> **WHAT TO PRODUCE**: The records that follow need to be printed exactly. Leave out each image.

> **DATA FOR THE TASK**:
——————————

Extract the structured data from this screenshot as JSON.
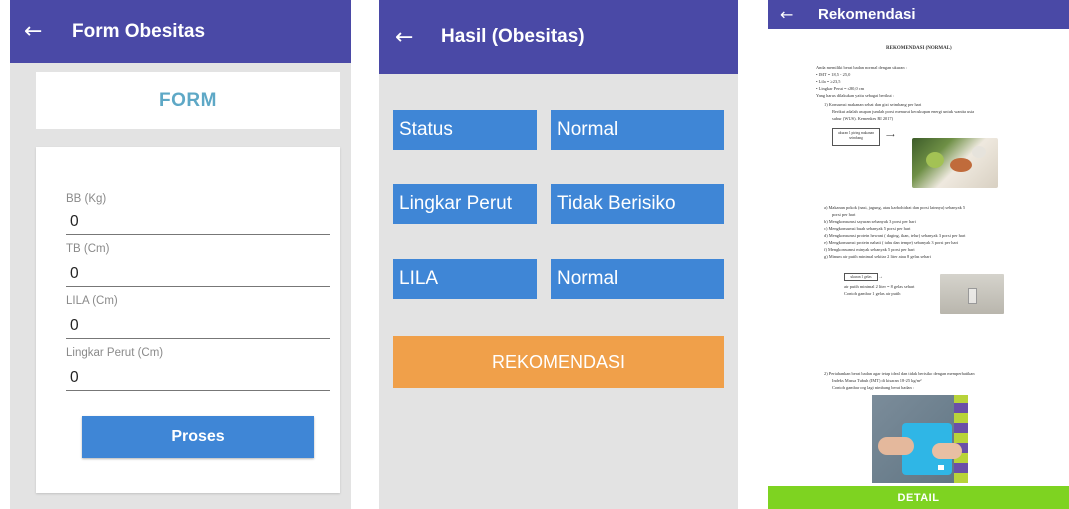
{
  "form": {
    "title": "Form Obesitas",
    "card_title": "FORM",
    "fields": [
      {
        "label": "BB (Kg)",
        "value": "0"
      },
      {
        "label": "TB (Cm)",
        "value": "0"
      },
      {
        "label": "LILA (Cm)",
        "value": "0"
      },
      {
        "label": "Lingkar Perut (Cm)",
        "value": "0"
      }
    ],
    "submit_label": "Proses"
  },
  "hasil": {
    "title": "Hasil (Obesitas)",
    "rows": [
      {
        "label": "Status",
        "value": "Normal"
      },
      {
        "label": "Lingkar Perut",
        "value": "Tidak Berisiko"
      },
      {
        "label": "LILA",
        "value": "Normal"
      }
    ],
    "button_label": "REKOMENDASI"
  },
  "rekomendasi": {
    "title": "Rekomendasi",
    "doc_heading": "REKOMENDASI (NORMAL)",
    "intro": "Anda memiliki berat badan normal dengan ukuran :",
    "bullets": [
      "IMT = 18,5 - 25,0",
      "Lila = ≥23,5",
      "Lingkar Perut = ≤80,0 cm"
    ],
    "todo": "Yang harus dilakukan yaitu sebagai berikut :",
    "item1": "1) Konsumsi makanan sehat dan gizi seimbang per hari",
    "item1_desc1": "Berikut adalah asupan jumlah porsi menurut kecukupan energi untuk wanita usia",
    "item1_desc2": "subur (WUS). Kemenkes RI 2017)",
    "box_label": "ukuran 1 piring makanan seimbang",
    "sub_items": [
      "a) Makanan pokok (nasi, jagung, atau karbohidrat dan porsi lainnya) sebanyak 5",
      "porsi per hari",
      "b) Mengkonsumsi sayuran sebanyak 3 porsi per hari",
      "c) Mengkonsumsi buah sebanyak 5 porsi per hari",
      "d) Mengkonsumsi protein hewani ( daging, ikan, telur) sebanyak 3 porsi per hari",
      "e) Mengkonsumsi protein nabati ( tahu dan tempe) sebanyak 3 porsi per hari",
      "f) Mengkonsumsi minyak sebanyak 5 porsi per hari",
      "g) Minum air putih minimal sekitar 2 liter atau 8 gelas sehari"
    ],
    "glass_box": "ukuran 1 gelas",
    "glass_text1": "air putih minimal 2 liter = 8 gelas sehari",
    "glass_text2": "Contoh gambar 1 gelas air putih",
    "item2_1": "2) Pertahankan berat badan agar tetap ideal dan tidak berisiko dengan memperhatikan",
    "item2_2": "Indeks Massa Tubuh (IMT) di kisaran 18-25 kg/m²",
    "item2_3": "Contoh gambar org lagi nimbang berat badan :",
    "button_label": "DETAIL"
  },
  "colors": {
    "appbar": "#4a49a6",
    "blue_button": "#3f86d6",
    "orange_button": "#f0a04a",
    "green_button": "#7ed321",
    "form_title_color": "#5ea8c6"
  },
  "icons": [
    "arrow-back-icon"
  ]
}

——————————

> **EXERCISE RESPONSE**:
Extract the structured data from this screenshot as JSON.
{
  "form": {
    "title": "Form Obesitas",
    "card_title": "FORM",
    "fields": [
      {
        "label": "BB (Kg)",
        "value": "0"
      },
      {
        "label": "TB (Cm)",
        "value": "0"
      },
      {
        "label": "LILA (Cm)",
        "value": "0"
      },
      {
        "label": "Lingkar Perut (Cm)",
        "value": "0"
      }
    ],
    "submit_label": "Proses"
  },
  "hasil": {
    "title": "Hasil (Obesitas)",
    "rows": [
      {
        "label": "Status",
        "value": "Normal"
      },
      {
        "label": "Lingkar Perut",
        "value": "Tidak Berisiko"
      },
      {
        "label": "LILA",
        "value": "Normal"
      }
    ],
    "button_label": "REKOMENDASI"
  },
  "rekomendasi": {
    "title": "Rekomendasi",
    "doc_heading": "REKOMENDASI (NORMAL)",
    "intro": "Anda memiliki berat badan normal dengan ukuran :",
    "bullets": [
      "IMT = 18,5 - 25,0",
      "Lila = ≥23,5",
      "Lingkar Perut = ≤80,0 cm"
    ],
    "todo": "Yang harus dilakukan yaitu sebagai berikut :",
    "item1": "1) Konsumsi makanan sehat dan gizi seimbang per hari",
    "item1_desc1": "Berikut adalah asupan jumlah porsi menurut kecukupan energi untuk wanita usia",
    "item1_desc2": "subur (WUS). Kemenkes RI 2017)",
    "box_label": "ukuran 1 piring makanan seimbang",
    "sub_items": [
      "a) Makanan pokok (nasi, jagung, atau karbohidrat dan porsi lainnya) sebanyak 5",
      "porsi per hari",
      "b) Mengkonsumsi sayuran sebanyak 3 porsi per hari",
      "c) Mengkonsumsi buah sebanyak 5 porsi per hari",
      "d) Mengkonsumsi protein hewani ( daging, ikan, telur) sebanyak 3 porsi per hari",
      "e) Mengkonsumsi protein nabati ( tahu dan tempe) sebanyak 3 porsi per hari",
      "f) Mengkonsumsi minyak sebanyak 5 porsi per hari",
      "g) Minum air putih minimal sekitar 2 liter atau 8 gelas sehari"
    ],
    "glass_box": "ukuran 1 gelas",
    "glass_text1": "air putih minimal 2 liter = 8 gelas sehari",
    "glass_text2": "Contoh gambar 1 gelas air putih",
    "item2_1": "2) Pertahankan berat badan agar tetap ideal dan tidak berisiko dengan memperhatikan",
    "item2_2": "Indeks Massa Tubuh (IMT) di kisaran 18-25 kg/m²",
    "item2_3": "Contoh gambar org lagi nimbang berat badan :",
    "button_label": "DETAIL"
  },
  "colors": {
    "appbar": "#4a49a6",
    "blue_button": "#3f86d6",
    "orange_button": "#f0a04a",
    "green_button": "#7ed321",
    "form_title_color": "#5ea8c6"
  },
  "icons": [
    "arrow-back-icon"
  ]
}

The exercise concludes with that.